--- Records supplied Enclosed Below ---
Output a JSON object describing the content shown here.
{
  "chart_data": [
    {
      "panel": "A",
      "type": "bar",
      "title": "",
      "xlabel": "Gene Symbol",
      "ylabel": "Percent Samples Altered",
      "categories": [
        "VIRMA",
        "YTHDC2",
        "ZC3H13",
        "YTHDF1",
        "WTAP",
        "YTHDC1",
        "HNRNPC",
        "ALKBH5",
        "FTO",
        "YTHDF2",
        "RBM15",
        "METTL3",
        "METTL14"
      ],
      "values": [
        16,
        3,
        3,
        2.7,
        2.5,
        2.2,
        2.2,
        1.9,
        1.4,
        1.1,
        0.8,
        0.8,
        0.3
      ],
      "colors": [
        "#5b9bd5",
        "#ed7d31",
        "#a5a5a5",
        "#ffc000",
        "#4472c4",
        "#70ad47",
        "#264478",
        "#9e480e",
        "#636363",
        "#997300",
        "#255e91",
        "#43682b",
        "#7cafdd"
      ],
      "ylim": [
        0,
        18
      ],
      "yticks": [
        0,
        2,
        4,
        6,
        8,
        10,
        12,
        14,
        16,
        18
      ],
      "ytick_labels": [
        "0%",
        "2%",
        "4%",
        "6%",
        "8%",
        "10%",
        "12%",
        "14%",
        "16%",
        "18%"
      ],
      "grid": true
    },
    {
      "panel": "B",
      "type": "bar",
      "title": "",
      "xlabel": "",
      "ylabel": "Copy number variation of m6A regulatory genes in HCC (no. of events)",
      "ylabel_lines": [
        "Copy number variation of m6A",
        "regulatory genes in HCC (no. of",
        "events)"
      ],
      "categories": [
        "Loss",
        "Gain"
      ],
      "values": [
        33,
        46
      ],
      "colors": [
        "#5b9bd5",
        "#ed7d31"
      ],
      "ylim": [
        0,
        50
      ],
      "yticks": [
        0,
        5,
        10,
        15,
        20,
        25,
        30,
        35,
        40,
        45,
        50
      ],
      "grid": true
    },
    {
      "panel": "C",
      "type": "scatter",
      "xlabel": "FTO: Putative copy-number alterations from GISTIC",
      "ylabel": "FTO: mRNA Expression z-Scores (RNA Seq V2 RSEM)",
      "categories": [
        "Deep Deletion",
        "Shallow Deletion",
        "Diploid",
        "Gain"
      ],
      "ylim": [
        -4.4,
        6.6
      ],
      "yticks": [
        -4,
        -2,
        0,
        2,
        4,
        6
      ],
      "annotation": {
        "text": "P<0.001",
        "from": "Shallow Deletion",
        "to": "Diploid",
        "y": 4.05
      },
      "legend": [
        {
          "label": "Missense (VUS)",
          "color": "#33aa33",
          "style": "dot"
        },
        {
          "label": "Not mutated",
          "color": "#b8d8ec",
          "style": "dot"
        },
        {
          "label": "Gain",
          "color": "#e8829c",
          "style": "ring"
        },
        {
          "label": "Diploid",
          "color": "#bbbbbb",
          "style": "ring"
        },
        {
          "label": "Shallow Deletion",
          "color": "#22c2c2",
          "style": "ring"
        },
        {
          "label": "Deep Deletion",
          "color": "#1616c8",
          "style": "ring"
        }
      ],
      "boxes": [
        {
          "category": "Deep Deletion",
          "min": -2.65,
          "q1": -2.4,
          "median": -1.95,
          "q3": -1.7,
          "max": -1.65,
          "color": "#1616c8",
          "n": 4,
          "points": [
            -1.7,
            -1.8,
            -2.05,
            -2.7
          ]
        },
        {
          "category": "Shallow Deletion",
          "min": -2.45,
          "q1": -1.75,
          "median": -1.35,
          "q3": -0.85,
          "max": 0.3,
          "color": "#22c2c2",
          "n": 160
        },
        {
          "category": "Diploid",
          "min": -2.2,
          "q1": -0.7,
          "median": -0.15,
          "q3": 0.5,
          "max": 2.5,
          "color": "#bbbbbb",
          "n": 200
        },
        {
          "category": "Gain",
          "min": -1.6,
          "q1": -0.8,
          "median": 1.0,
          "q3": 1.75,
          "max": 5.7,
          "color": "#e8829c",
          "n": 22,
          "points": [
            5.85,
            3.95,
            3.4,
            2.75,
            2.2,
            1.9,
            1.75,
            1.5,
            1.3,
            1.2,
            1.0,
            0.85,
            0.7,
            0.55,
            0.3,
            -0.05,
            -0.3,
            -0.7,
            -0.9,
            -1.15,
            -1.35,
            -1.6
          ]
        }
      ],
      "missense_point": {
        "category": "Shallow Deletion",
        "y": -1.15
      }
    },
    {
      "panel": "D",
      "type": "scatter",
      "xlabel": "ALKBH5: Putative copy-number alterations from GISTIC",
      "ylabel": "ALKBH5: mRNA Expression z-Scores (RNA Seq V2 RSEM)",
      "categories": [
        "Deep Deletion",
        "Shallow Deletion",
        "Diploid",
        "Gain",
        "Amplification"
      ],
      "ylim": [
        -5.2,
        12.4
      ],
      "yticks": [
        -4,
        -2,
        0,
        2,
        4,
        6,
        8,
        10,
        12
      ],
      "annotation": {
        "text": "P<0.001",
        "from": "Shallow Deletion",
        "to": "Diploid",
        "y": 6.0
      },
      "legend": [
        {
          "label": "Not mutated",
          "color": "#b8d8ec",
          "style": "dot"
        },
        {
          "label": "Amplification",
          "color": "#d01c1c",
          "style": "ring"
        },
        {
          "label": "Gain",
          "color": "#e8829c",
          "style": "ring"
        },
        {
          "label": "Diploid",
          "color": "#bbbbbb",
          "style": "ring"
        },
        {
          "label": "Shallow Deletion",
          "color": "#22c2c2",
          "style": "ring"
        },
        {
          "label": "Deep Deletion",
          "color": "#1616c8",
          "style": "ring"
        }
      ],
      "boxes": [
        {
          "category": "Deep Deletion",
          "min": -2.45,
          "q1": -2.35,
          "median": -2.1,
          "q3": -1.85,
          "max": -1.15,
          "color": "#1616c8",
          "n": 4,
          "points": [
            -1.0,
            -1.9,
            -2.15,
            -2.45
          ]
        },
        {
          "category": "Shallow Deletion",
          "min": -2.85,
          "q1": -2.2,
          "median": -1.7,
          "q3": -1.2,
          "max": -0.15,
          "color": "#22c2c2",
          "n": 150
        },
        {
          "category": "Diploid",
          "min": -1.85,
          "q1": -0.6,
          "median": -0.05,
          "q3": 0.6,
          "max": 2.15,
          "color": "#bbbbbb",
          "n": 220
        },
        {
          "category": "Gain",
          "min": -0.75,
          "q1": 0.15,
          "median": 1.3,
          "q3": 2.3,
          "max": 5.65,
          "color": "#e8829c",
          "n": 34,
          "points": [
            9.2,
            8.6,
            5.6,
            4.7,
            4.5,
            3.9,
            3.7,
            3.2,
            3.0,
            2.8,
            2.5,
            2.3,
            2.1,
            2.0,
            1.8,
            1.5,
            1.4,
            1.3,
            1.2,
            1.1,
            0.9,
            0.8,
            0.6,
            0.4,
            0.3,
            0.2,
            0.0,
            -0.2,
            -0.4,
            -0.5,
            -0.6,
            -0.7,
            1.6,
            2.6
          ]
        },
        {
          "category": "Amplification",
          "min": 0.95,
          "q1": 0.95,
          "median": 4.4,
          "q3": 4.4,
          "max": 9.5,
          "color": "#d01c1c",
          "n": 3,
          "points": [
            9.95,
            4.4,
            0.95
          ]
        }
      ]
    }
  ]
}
--- End of Enclosed Records supplied ---
**Work instructions**
Retype the records above so that nothing differs from the original.

**Reply to the task**
Output a JSON object describing the content shown here.
{
  "chart_data": [
    {
      "panel": "A",
      "type": "bar",
      "title": "",
      "xlabel": "Gene Symbol",
      "ylabel": "Percent Samples Altered",
      "categories": [
        "VIRMA",
        "YTHDC2",
        "ZC3H13",
        "YTHDF1",
        "WTAP",
        "YTHDC1",
        "HNRNPC",
        "ALKBH5",
        "FTO",
        "YTHDF2",
        "RBM15",
        "METTL3",
        "METTL14"
      ],
      "values": [
        16,
        3,
        3,
        2.7,
        2.5,
        2.2,
        2.2,
        1.9,
        1.4,
        1.1,
        0.8,
        0.8,
        0.3
      ],
      "colors": [
        "#5b9bd5",
        "#ed7d31",
        "#a5a5a5",
        "#ffc000",
        "#4472c4",
        "#70ad47",
        "#264478",
        "#9e480e",
        "#636363",
        "#997300",
        "#255e91",
        "#43682b",
        "#7cafdd"
      ],
      "ylim": [
        0,
        18
      ],
      "yticks": [
        0,
        2,
        4,
        6,
        8,
        10,
        12,
        14,
        16,
        18
      ],
      "ytick_labels": [
        "0%",
        "2%",
        "4%",
        "6%",
        "8%",
        "10%",
        "12%",
        "14%",
        "16%",
        "18%"
      ],
      "grid": true
    },
    {
      "panel": "B",
      "type": "bar",
      "title": "",
      "xlabel": "",
      "ylabel": "Copy number variation of m6A regulatory genes in HCC (no. of events)",
      "ylabel_lines": [
        "Copy number variation of m6A",
        "regulatory genes in HCC (no. of",
        "events)"
      ],
      "categories": [
        "Loss",
        "Gain"
      ],
      "values": [
        33,
        46
      ],
      "colors": [
        "#5b9bd5",
        "#ed7d31"
      ],
      "ylim": [
        0,
        50
      ],
      "yticks": [
        0,
        5,
        10,
        15,
        20,
        25,
        30,
        35,
        40,
        45,
        50
      ],
      "grid": true
    },
    {
      "panel": "C",
      "type": "scatter",
      "xlabel": "FTO: Putative copy-number alterations from GISTIC",
      "ylabel": "FTO: mRNA Expression z-Scores (RNA Seq V2 RSEM)",
      "categories": [
        "Deep Deletion",
        "Shallow Deletion",
        "Diploid",
        "Gain"
      ],
      "ylim": [
        -4.4,
        6.6
      ],
      "yticks": [
        -4,
        -2,
        0,
        2,
        4,
        6
      ],
      "annotation": {
        "text": "P<0.001",
        "from": "Shallow Deletion",
        "to": "Diploid",
        "y": 4.05
      },
      "legend": [
        {
          "label": "Missense (VUS)",
          "color": "#33aa33",
          "style": "dot"
        },
        {
          "label": "Not mutated",
          "color": "#b8d8ec",
          "style": "dot"
        },
        {
          "label": "Gain",
          "color": "#e8829c",
          "style": "ring"
        },
        {
          "label": "Diploid",
          "color": "#bbbbbb",
          "style": "ring"
        },
        {
          "label": "Shallow Deletion",
          "color": "#22c2c2",
          "style": "ring"
        },
        {
          "label": "Deep Deletion",
          "color": "#1616c8",
          "style": "ring"
        }
      ],
      "boxes": [
        {
          "category": "Deep Deletion",
          "min": -2.65,
          "q1": -2.4,
          "median": -1.95,
          "q3": -1.7,
          "max": -1.65,
          "color": "#1616c8",
          "n": 4,
          "points": [
            -1.7,
            -1.8,
            -2.05,
            -2.7
          ]
        },
        {
          "category": "Shallow Deletion",
          "min": -2.45,
          "q1": -1.75,
          "median": -1.35,
          "q3": -0.85,
          "max": 0.3,
          "color": "#22c2c2",
          "n": 160
        },
        {
          "category": "Diploid",
          "min": -2.2,
          "q1": -0.7,
          "median": -0.15,
          "q3": 0.5,
          "max": 2.5,
          "color": "#bbbbbb",
          "n": 200
        },
        {
          "category": "Gain",
          "min": -1.6,
          "q1": -0.8,
          "median": 1.0,
          "q3": 1.75,
          "max": 5.7,
          "color": "#e8829c",
          "n": 22,
          "points": [
            5.85,
            3.95,
            3.4,
            2.75,
            2.2,
            1.9,
            1.75,
            1.5,
            1.3,
            1.2,
            1.0,
            0.85,
            0.7,
            0.55,
            0.3,
            -0.05,
            -0.3,
            -0.7,
            -0.9,
            -1.15,
            -1.35,
            -1.6
          ]
        }
      ],
      "missense_point": {
        "category": "Shallow Deletion",
        "y": -1.15
      }
    },
    {
      "panel": "D",
      "type": "scatter",
      "xlabel": "ALKBH5: Putative copy-number alterations from GISTIC",
      "ylabel": "ALKBH5: mRNA Expression z-Scores (RNA Seq V2 RSEM)",
      "categories": [
        "Deep Deletion",
        "Shallow Deletion",
        "Diploid",
        "Gain",
        "Amplification"
      ],
      "ylim": [
        -5.2,
        12.4
      ],
      "yticks": [
        -4,
        -2,
        0,
        2,
        4,
        6,
        8,
        10,
        12
      ],
      "annotation": {
        "text": "P<0.001",
        "from": "Shallow Deletion",
        "to": "Diploid",
        "y": 6.0
      },
      "legend": [
        {
          "label": "Not mutated",
          "color": "#b8d8ec",
          "style": "dot"
        },
        {
          "label": "Amplification",
          "color": "#d01c1c",
          "style": "ring"
        },
        {
          "label": "Gain",
          "color": "#e8829c",
          "style": "ring"
        },
        {
          "label": "Diploid",
          "color": "#bbbbbb",
          "style": "ring"
        },
        {
          "label": "Shallow Deletion",
          "color": "#22c2c2",
          "style": "ring"
        },
        {
          "label": "Deep Deletion",
          "color": "#1616c8",
          "style": "ring"
        }
      ],
      "boxes": [
        {
          "category": "Deep Deletion",
          "min": -2.45,
          "q1": -2.35,
          "median": -2.1,
          "q3": -1.85,
          "max": -1.15,
          "color": "#1616c8",
          "n": 4,
          "points": [
            -1.0,
            -1.9,
            -2.15,
            -2.45
          ]
        },
        {
          "category": "Shallow Deletion",
          "min": -2.85,
          "q1": -2.2,
          "median": -1.7,
          "q3": -1.2,
          "max": -0.15,
          "color": "#22c2c2",
          "n": 150
        },
        {
          "category": "Diploid",
          "min": -1.85,
          "q1": -0.6,
          "median": -0.05,
          "q3": 0.6,
          "max": 2.15,
          "color": "#bbbbbb",
          "n": 220
        },
        {
          "category": "Gain",
          "min": -0.75,
          "q1": 0.15,
          "median": 1.3,
          "q3": 2.3,
          "max": 5.65,
          "color": "#e8829c",
          "n": 34,
          "points": [
            9.2,
            8.6,
            5.6,
            4.7,
            4.5,
            3.9,
            3.7,
            3.2,
            3.0,
            2.8,
            2.5,
            2.3,
            2.1,
            2.0,
            1.8,
            1.5,
            1.4,
            1.3,
            1.2,
            1.1,
            0.9,
            0.8,
            0.6,
            0.4,
            0.3,
            0.2,
            0.0,
            -0.2,
            -0.4,
            -0.5,
            -0.6,
            -0.7,
            1.6,
            2.6
          ]
        },
        {
          "category": "Amplification",
          "min": 0.95,
          "q1": 0.95,
          "median": 4.4,
          "q3": 4.4,
          "max": 9.5,
          "color": "#d01c1c",
          "n": 3,
          "points": [
            9.95,
            4.4,
            0.95
          ]
        }
      ]
    }
  ]
}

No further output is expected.